▶ WHAT THE EXERCISE ASKS: Find how many lines hold the word "salesreceipt" and give that number only.
........
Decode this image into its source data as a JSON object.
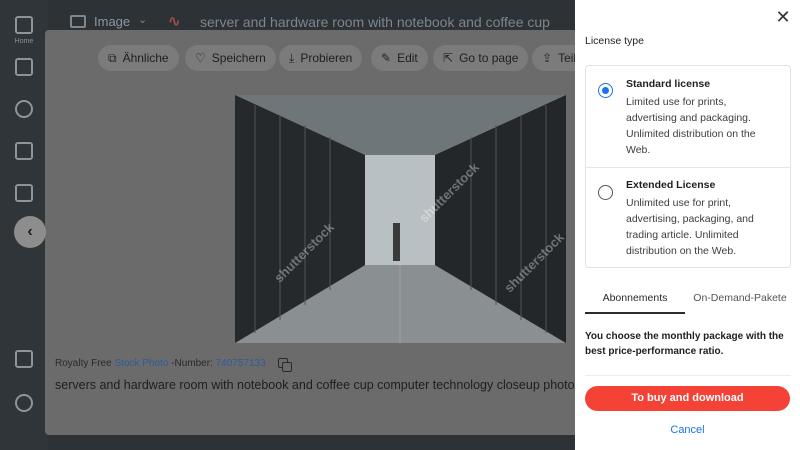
{
  "sidebar": {
    "items": [
      {
        "label": "Home",
        "icon": "home-icon"
      },
      {
        "label": "",
        "icon": "bag-icon"
      },
      {
        "label": "",
        "icon": "brush-icon"
      },
      {
        "label": "",
        "icon": "grid-icon"
      },
      {
        "label": "",
        "icon": "box-icon"
      },
      {
        "label": "",
        "icon": "menu-icon"
      },
      {
        "label": "",
        "icon": "help-icon"
      }
    ]
  },
  "topbar": {
    "type_label": "Image",
    "type_caret": "⌄",
    "search_query": "server and hardware room with notebook and coffee cup"
  },
  "modal": {
    "toolbar": [
      {
        "label": "Ähnliche",
        "icon": "similar-icon",
        "glyph": "⧉"
      },
      {
        "label": "Speichern",
        "icon": "heart-icon",
        "glyph": "♡"
      },
      {
        "label": "Probieren",
        "icon": "download-icon",
        "glyph": "⤓"
      },
      {
        "label": "Edit",
        "icon": "edit-icon",
        "glyph": "✎"
      },
      {
        "label": "Go to page",
        "icon": "external-link-icon",
        "glyph": "⇱"
      },
      {
        "label": "Teil",
        "icon": "share-icon",
        "glyph": "⇪"
      }
    ],
    "watermark": "shutterstock",
    "meta": {
      "prefix": "Royalty Free ",
      "type_link": "Stock Photo",
      "number_label": " -Number: ",
      "number": "740757133"
    },
    "description": "servers and hardware room with notebook and coffee cup computer technology closeup photo",
    "back_glyph": "‹"
  },
  "panel": {
    "close_glyph": "✕",
    "title": "License type",
    "options": [
      {
        "name": "Standard license",
        "description": "Limited use for prints, advertising and packaging. Unlimited distribution on the Web.",
        "selected": true
      },
      {
        "name": "Extended License",
        "description": "Unlimited use for print, advertising, packaging, and trading article. Unlimited distribution on the Web.",
        "selected": false
      }
    ],
    "tabs": [
      {
        "label": "Abonnements",
        "active": true
      },
      {
        "label": "On-Demand-Pakete",
        "active": false
      }
    ],
    "tab_text": "You choose the monthly package with the best price-performance ratio.",
    "buy_label": "To buy and download",
    "cancel_label": "Cancel"
  },
  "colors": {
    "buy_button": "#f44336",
    "radio_selected": "#1a73e8",
    "link": "#1a73e8"
  }
}
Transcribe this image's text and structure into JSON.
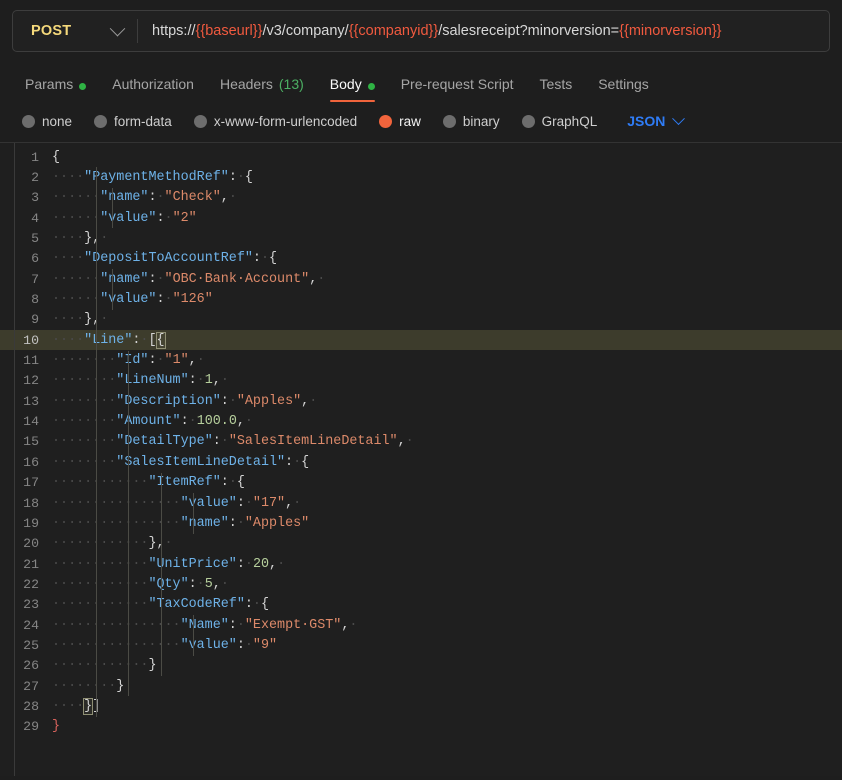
{
  "request": {
    "method": "POST",
    "method_dropdown_icon": "chevron-down-icon",
    "url_segments": [
      {
        "text": "https://",
        "kind": "plain"
      },
      {
        "text": "{{baseurl}}",
        "kind": "var"
      },
      {
        "text": "/v3/company/",
        "kind": "plain"
      },
      {
        "text": "{{companyid}}",
        "kind": "var"
      },
      {
        "text": "/salesreceipt?minorversion=",
        "kind": "plain"
      },
      {
        "text": "{{minorversion}}",
        "kind": "var"
      }
    ],
    "url_full": "https://{{baseurl}}/v3/company/{{companyid}}/salesreceipt?minorversion={{minorversion}}"
  },
  "tabs": [
    {
      "label": "Params",
      "active": false,
      "dot": true,
      "count": ""
    },
    {
      "label": "Authorization",
      "active": false,
      "dot": false,
      "count": ""
    },
    {
      "label": "Headers",
      "active": false,
      "dot": false,
      "count": "(13)"
    },
    {
      "label": "Body",
      "active": true,
      "dot": true,
      "count": ""
    },
    {
      "label": "Pre-request Script",
      "active": false,
      "dot": false,
      "count": ""
    },
    {
      "label": "Tests",
      "active": false,
      "dot": false,
      "count": ""
    },
    {
      "label": "Settings",
      "active": false,
      "dot": false,
      "count": ""
    }
  ],
  "body_types": [
    {
      "label": "none",
      "selected": false
    },
    {
      "label": "form-data",
      "selected": false
    },
    {
      "label": "x-www-form-urlencoded",
      "selected": false
    },
    {
      "label": "raw",
      "selected": true
    },
    {
      "label": "binary",
      "selected": false
    },
    {
      "label": "GraphQL",
      "selected": false
    }
  ],
  "format_select": {
    "label": "JSON",
    "icon": "chevron-down-icon"
  },
  "colors": {
    "accent_orange": "#f1643c",
    "method_yellow": "#f5d97b",
    "json_blue": "#2f7cf6",
    "dot_green": "#2fb344",
    "editor_bg": "#1f1f1f",
    "app_bg": "#1e1e1e",
    "string_salmon": "#dd8a6a",
    "key_blue": "#6eb2e8",
    "number_green": "#b6cf9c",
    "active_line": "#3d3c2c"
  },
  "editor": {
    "language": "json",
    "active_line_number": 10,
    "total_lines": 29,
    "raw_body": "{\n    \"PaymentMethodRef\": {\n      \"name\": \"Check\", \n      \"value\": \"2\"\n    },\n    \"DepositToAccountRef\": {\n      \"name\": \"OBC Bank Account\", \n      \"value\": \"126\"\n    }, \n    \"Line\": [{\n        \"Id\": \"1\", \n        \"LineNum\": 1, \n        \"Description\": \"Apples\", \n        \"Amount\": 100.0, \n        \"DetailType\": \"SalesItemLineDetail\", \n        \"SalesItemLineDetail\": {\n            \"ItemRef\": {\n                \"value\": \"17\", \n                \"name\": \"Apples\"\n            }, \n            \"UnitPrice\": 20, \n            \"Qty\": 5, \n            \"TaxCodeRef\": {\n                \"Name\": \"Exempt GST\", \n                \"value\": \"9\"\n            }\n        }\n    }]\n}",
    "lines": [
      {
        "num": 1,
        "indent": 0,
        "tokens": [
          {
            "t": "{",
            "c": "p"
          }
        ]
      },
      {
        "num": 2,
        "indent": 4,
        "tokens": [
          {
            "t": "\"PaymentMethodRef\"",
            "c": "k"
          },
          {
            "t": ":",
            "c": "p"
          },
          {
            "t": "·",
            "c": "ws"
          },
          {
            "t": "{",
            "c": "p"
          }
        ]
      },
      {
        "num": 3,
        "indent": 6,
        "tokens": [
          {
            "t": "\"name\"",
            "c": "k"
          },
          {
            "t": ":",
            "c": "p"
          },
          {
            "t": "·",
            "c": "ws"
          },
          {
            "t": "\"Check\"",
            "c": "s"
          },
          {
            "t": ",",
            "c": "p"
          },
          {
            "t": "·",
            "c": "ws"
          }
        ]
      },
      {
        "num": 4,
        "indent": 6,
        "tokens": [
          {
            "t": "\"value\"",
            "c": "k"
          },
          {
            "t": ":",
            "c": "p"
          },
          {
            "t": "·",
            "c": "ws"
          },
          {
            "t": "\"2\"",
            "c": "s"
          }
        ]
      },
      {
        "num": 5,
        "indent": 4,
        "tokens": [
          {
            "t": "}",
            "c": "p"
          },
          {
            "t": ",",
            "c": "p"
          },
          {
            "t": "·",
            "c": "ws"
          }
        ]
      },
      {
        "num": 6,
        "indent": 4,
        "tokens": [
          {
            "t": "\"DepositToAccountRef\"",
            "c": "k"
          },
          {
            "t": ":",
            "c": "p"
          },
          {
            "t": "·",
            "c": "ws"
          },
          {
            "t": "{",
            "c": "p"
          }
        ]
      },
      {
        "num": 7,
        "indent": 6,
        "tokens": [
          {
            "t": "\"name\"",
            "c": "k"
          },
          {
            "t": ":",
            "c": "p"
          },
          {
            "t": "·",
            "c": "ws"
          },
          {
            "t": "\"OBC·Bank·Account\"",
            "c": "s"
          },
          {
            "t": ",",
            "c": "p"
          },
          {
            "t": "·",
            "c": "ws"
          }
        ]
      },
      {
        "num": 8,
        "indent": 6,
        "tokens": [
          {
            "t": "\"value\"",
            "c": "k"
          },
          {
            "t": ":",
            "c": "p"
          },
          {
            "t": "·",
            "c": "ws"
          },
          {
            "t": "\"126\"",
            "c": "s"
          }
        ]
      },
      {
        "num": 9,
        "indent": 4,
        "tokens": [
          {
            "t": "}",
            "c": "p"
          },
          {
            "t": ",",
            "c": "p"
          },
          {
            "t": "·",
            "c": "ws"
          }
        ]
      },
      {
        "num": 10,
        "indent": 4,
        "tokens": [
          {
            "t": "\"Line\"",
            "c": "k"
          },
          {
            "t": ":",
            "c": "p"
          },
          {
            "t": "·",
            "c": "ws"
          },
          {
            "t": "[",
            "c": "p"
          },
          {
            "t": "{",
            "c": "p brk"
          }
        ]
      },
      {
        "num": 11,
        "indent": 8,
        "tokens": [
          {
            "t": "\"Id\"",
            "c": "k"
          },
          {
            "t": ":",
            "c": "p"
          },
          {
            "t": "·",
            "c": "ws"
          },
          {
            "t": "\"1\"",
            "c": "s"
          },
          {
            "t": ",",
            "c": "p"
          },
          {
            "t": "·",
            "c": "ws"
          }
        ]
      },
      {
        "num": 12,
        "indent": 8,
        "tokens": [
          {
            "t": "\"LineNum\"",
            "c": "k"
          },
          {
            "t": ":",
            "c": "p"
          },
          {
            "t": "·",
            "c": "ws"
          },
          {
            "t": "1",
            "c": "n"
          },
          {
            "t": ",",
            "c": "p"
          },
          {
            "t": "·",
            "c": "ws"
          }
        ]
      },
      {
        "num": 13,
        "indent": 8,
        "tokens": [
          {
            "t": "\"Description\"",
            "c": "k"
          },
          {
            "t": ":",
            "c": "p"
          },
          {
            "t": "·",
            "c": "ws"
          },
          {
            "t": "\"Apples\"",
            "c": "s"
          },
          {
            "t": ",",
            "c": "p"
          },
          {
            "t": "·",
            "c": "ws"
          }
        ]
      },
      {
        "num": 14,
        "indent": 8,
        "tokens": [
          {
            "t": "\"Amount\"",
            "c": "k"
          },
          {
            "t": ":",
            "c": "p"
          },
          {
            "t": "·",
            "c": "ws"
          },
          {
            "t": "100.0",
            "c": "n"
          },
          {
            "t": ",",
            "c": "p"
          },
          {
            "t": "·",
            "c": "ws"
          }
        ]
      },
      {
        "num": 15,
        "indent": 8,
        "tokens": [
          {
            "t": "\"DetailType\"",
            "c": "k"
          },
          {
            "t": ":",
            "c": "p"
          },
          {
            "t": "·",
            "c": "ws"
          },
          {
            "t": "\"SalesItemLineDetail\"",
            "c": "s"
          },
          {
            "t": ",",
            "c": "p"
          },
          {
            "t": "·",
            "c": "ws"
          }
        ]
      },
      {
        "num": 16,
        "indent": 8,
        "tokens": [
          {
            "t": "\"SalesItemLineDetail\"",
            "c": "k"
          },
          {
            "t": ":",
            "c": "p"
          },
          {
            "t": "·",
            "c": "ws"
          },
          {
            "t": "{",
            "c": "p"
          }
        ]
      },
      {
        "num": 17,
        "indent": 12,
        "tokens": [
          {
            "t": "\"ItemRef\"",
            "c": "k"
          },
          {
            "t": ":",
            "c": "p"
          },
          {
            "t": "·",
            "c": "ws"
          },
          {
            "t": "{",
            "c": "p"
          }
        ]
      },
      {
        "num": 18,
        "indent": 16,
        "tokens": [
          {
            "t": "\"value\"",
            "c": "k"
          },
          {
            "t": ":",
            "c": "p"
          },
          {
            "t": "·",
            "c": "ws"
          },
          {
            "t": "\"17\"",
            "c": "s"
          },
          {
            "t": ",",
            "c": "p"
          },
          {
            "t": "·",
            "c": "ws"
          }
        ]
      },
      {
        "num": 19,
        "indent": 16,
        "tokens": [
          {
            "t": "\"name\"",
            "c": "k"
          },
          {
            "t": ":",
            "c": "p"
          },
          {
            "t": "·",
            "c": "ws"
          },
          {
            "t": "\"Apples\"",
            "c": "s"
          }
        ]
      },
      {
        "num": 20,
        "indent": 12,
        "tokens": [
          {
            "t": "}",
            "c": "p"
          },
          {
            "t": ",",
            "c": "p"
          },
          {
            "t": "·",
            "c": "ws"
          }
        ]
      },
      {
        "num": 21,
        "indent": 12,
        "tokens": [
          {
            "t": "\"UnitPrice\"",
            "c": "k"
          },
          {
            "t": ":",
            "c": "p"
          },
          {
            "t": "·",
            "c": "ws"
          },
          {
            "t": "20",
            "c": "n"
          },
          {
            "t": ",",
            "c": "p"
          },
          {
            "t": "·",
            "c": "ws"
          }
        ]
      },
      {
        "num": 22,
        "indent": 12,
        "tokens": [
          {
            "t": "\"Qty\"",
            "c": "k"
          },
          {
            "t": ":",
            "c": "p"
          },
          {
            "t": "·",
            "c": "ws"
          },
          {
            "t": "5",
            "c": "n"
          },
          {
            "t": ",",
            "c": "p"
          },
          {
            "t": "·",
            "c": "ws"
          }
        ]
      },
      {
        "num": 23,
        "indent": 12,
        "tokens": [
          {
            "t": "\"TaxCodeRef\"",
            "c": "k"
          },
          {
            "t": ":",
            "c": "p"
          },
          {
            "t": "·",
            "c": "ws"
          },
          {
            "t": "{",
            "c": "p"
          }
        ]
      },
      {
        "num": 24,
        "indent": 16,
        "tokens": [
          {
            "t": "\"Name\"",
            "c": "k"
          },
          {
            "t": ":",
            "c": "p"
          },
          {
            "t": "·",
            "c": "ws"
          },
          {
            "t": "\"Exempt·GST\"",
            "c": "s"
          },
          {
            "t": ",",
            "c": "p"
          },
          {
            "t": "·",
            "c": "ws"
          }
        ]
      },
      {
        "num": 25,
        "indent": 16,
        "tokens": [
          {
            "t": "\"value\"",
            "c": "k"
          },
          {
            "t": ":",
            "c": "p"
          },
          {
            "t": "·",
            "c": "ws"
          },
          {
            "t": "\"9\"",
            "c": "s"
          }
        ]
      },
      {
        "num": 26,
        "indent": 12,
        "tokens": [
          {
            "t": "}",
            "c": "p"
          }
        ]
      },
      {
        "num": 27,
        "indent": 8,
        "tokens": [
          {
            "t": "}",
            "c": "p"
          }
        ]
      },
      {
        "num": 28,
        "indent": 4,
        "tokens": [
          {
            "t": "}",
            "c": "p brk"
          },
          {
            "t": "]",
            "c": "p"
          }
        ]
      },
      {
        "num": 29,
        "indent": 0,
        "tokens": [
          {
            "t": "}",
            "c": "bad"
          }
        ]
      }
    ]
  }
}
........
▶ THE RESPONSE: 2